GOAL OF THE EXERCISE: Extract and list every line that contains the word "заявки".

— Start of RECORDED DATA —

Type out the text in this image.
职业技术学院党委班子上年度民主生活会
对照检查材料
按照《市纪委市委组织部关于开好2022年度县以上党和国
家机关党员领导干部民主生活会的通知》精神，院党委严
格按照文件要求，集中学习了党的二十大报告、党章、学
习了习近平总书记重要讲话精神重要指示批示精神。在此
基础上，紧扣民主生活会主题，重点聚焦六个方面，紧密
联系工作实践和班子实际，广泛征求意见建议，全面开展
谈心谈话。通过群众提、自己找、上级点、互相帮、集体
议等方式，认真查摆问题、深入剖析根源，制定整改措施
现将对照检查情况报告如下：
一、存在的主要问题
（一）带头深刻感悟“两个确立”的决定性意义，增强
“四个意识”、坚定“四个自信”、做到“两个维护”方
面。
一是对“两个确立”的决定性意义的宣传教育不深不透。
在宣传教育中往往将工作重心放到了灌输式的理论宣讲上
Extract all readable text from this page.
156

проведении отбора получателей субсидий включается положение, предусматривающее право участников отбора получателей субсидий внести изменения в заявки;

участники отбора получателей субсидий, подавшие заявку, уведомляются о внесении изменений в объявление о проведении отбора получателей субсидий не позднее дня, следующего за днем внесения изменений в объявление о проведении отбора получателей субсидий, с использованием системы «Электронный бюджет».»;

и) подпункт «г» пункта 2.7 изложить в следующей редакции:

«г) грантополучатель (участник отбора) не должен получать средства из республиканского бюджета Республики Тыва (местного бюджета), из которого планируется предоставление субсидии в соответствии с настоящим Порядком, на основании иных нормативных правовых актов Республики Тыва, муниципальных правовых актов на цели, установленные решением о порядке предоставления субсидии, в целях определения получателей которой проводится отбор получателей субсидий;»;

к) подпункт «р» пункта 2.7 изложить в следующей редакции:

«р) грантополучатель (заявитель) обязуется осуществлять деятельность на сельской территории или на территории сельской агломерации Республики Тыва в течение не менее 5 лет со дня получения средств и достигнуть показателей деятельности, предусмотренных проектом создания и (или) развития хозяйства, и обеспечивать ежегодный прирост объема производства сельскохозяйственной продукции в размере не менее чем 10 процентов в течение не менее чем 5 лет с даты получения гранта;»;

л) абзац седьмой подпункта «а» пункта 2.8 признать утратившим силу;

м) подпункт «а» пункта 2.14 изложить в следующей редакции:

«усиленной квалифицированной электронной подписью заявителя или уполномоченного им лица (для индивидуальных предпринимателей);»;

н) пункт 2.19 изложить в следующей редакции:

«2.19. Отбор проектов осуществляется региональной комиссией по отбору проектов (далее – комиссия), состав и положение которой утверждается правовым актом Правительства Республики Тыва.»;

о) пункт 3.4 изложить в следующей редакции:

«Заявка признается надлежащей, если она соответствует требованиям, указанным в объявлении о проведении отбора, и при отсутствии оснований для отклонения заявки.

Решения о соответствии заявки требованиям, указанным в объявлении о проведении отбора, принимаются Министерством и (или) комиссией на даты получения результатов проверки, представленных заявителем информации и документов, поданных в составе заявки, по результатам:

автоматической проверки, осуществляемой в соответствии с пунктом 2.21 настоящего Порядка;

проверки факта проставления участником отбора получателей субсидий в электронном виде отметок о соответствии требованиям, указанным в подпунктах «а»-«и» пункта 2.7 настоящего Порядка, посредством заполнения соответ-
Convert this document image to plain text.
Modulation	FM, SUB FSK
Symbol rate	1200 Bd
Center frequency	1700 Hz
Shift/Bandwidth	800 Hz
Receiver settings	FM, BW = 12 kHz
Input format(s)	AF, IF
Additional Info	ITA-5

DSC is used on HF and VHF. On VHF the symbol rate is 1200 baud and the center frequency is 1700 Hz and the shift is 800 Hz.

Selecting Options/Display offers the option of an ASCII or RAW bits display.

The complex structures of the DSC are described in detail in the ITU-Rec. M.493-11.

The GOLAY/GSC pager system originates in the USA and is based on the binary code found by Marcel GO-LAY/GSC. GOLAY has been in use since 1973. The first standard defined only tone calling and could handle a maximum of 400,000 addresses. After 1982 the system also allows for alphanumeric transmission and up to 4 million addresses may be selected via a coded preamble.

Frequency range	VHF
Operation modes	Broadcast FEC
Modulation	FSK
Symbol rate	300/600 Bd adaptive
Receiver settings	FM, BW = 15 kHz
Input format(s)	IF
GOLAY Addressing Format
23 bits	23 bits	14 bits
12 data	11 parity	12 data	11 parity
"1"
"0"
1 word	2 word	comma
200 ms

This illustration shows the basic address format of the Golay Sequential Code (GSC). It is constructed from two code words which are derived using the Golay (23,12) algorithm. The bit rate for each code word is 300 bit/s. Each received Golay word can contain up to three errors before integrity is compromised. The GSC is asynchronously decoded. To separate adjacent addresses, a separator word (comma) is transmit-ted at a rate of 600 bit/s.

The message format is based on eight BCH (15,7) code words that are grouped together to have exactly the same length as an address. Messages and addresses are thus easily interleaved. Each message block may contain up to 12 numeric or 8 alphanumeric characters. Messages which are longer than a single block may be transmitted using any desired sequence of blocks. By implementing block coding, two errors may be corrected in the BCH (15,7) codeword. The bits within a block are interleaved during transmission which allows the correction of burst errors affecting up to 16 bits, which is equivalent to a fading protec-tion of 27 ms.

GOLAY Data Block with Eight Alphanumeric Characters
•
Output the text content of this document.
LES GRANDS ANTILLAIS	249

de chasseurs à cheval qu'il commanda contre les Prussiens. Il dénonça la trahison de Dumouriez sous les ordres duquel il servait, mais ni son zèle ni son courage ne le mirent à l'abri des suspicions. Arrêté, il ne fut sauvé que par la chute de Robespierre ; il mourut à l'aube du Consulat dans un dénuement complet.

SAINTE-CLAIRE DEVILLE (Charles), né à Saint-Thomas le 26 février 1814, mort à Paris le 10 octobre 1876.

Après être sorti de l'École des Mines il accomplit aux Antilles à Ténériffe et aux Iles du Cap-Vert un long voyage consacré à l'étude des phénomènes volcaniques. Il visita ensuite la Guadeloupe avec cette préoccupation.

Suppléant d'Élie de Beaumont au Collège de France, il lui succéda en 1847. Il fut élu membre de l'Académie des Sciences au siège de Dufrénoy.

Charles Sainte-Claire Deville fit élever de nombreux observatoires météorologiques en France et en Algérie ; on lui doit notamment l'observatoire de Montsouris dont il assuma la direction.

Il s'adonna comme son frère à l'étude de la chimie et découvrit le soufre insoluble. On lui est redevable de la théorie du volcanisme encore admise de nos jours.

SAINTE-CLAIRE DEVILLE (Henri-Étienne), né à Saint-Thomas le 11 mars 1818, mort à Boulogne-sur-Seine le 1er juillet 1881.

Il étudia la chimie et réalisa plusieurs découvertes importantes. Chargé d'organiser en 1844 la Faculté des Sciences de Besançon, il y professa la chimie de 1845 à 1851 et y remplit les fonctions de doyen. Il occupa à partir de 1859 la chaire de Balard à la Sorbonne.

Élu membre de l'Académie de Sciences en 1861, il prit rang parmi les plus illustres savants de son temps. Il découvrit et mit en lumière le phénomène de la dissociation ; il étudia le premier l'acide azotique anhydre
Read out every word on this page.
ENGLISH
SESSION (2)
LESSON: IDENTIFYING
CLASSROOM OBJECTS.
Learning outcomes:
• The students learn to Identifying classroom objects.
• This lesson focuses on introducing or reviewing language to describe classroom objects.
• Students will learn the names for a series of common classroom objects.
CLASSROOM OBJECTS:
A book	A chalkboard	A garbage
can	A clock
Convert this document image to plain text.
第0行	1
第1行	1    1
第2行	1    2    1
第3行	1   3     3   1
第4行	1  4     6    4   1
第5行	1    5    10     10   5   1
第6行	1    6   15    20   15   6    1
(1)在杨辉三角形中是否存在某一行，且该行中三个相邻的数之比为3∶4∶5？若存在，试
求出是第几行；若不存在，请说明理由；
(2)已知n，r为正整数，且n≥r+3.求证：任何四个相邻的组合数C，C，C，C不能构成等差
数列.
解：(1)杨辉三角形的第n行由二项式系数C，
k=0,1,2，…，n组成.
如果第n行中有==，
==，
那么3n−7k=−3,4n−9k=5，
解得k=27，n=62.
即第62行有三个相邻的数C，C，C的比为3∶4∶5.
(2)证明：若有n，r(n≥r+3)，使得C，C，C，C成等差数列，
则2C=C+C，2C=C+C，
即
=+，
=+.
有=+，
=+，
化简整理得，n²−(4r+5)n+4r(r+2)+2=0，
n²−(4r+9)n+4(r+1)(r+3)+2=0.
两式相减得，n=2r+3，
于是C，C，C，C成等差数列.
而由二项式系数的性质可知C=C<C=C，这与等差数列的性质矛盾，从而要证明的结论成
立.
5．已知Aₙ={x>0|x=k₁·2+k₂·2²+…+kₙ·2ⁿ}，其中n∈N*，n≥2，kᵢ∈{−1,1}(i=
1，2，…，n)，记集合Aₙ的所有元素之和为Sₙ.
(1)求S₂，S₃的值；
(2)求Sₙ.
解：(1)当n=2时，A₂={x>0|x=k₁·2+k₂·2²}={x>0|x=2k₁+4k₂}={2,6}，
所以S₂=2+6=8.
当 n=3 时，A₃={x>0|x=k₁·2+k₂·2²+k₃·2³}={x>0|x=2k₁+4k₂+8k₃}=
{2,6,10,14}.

— End of RECORDED DATA —

ANSWER FOR THIS EXERCISE:
проведении отбора получателей субсидий включается положение, предусматривающее право участников отбора получателей субсидий внести изменения в заявки;
«Заявка признается надлежащей, если она соответствует требованиям, указанным в объявлении о проведении отбора, и при отсутствии оснований для отклонения заявки.
Решения о соответствии заявки требованиям, указанным в объявлении о проведении отбора, принимаются Министерством и (или) комиссией на даты получения результатов проверки, представленных заявителем информации и документов, поданных в составе заявки, по результатам:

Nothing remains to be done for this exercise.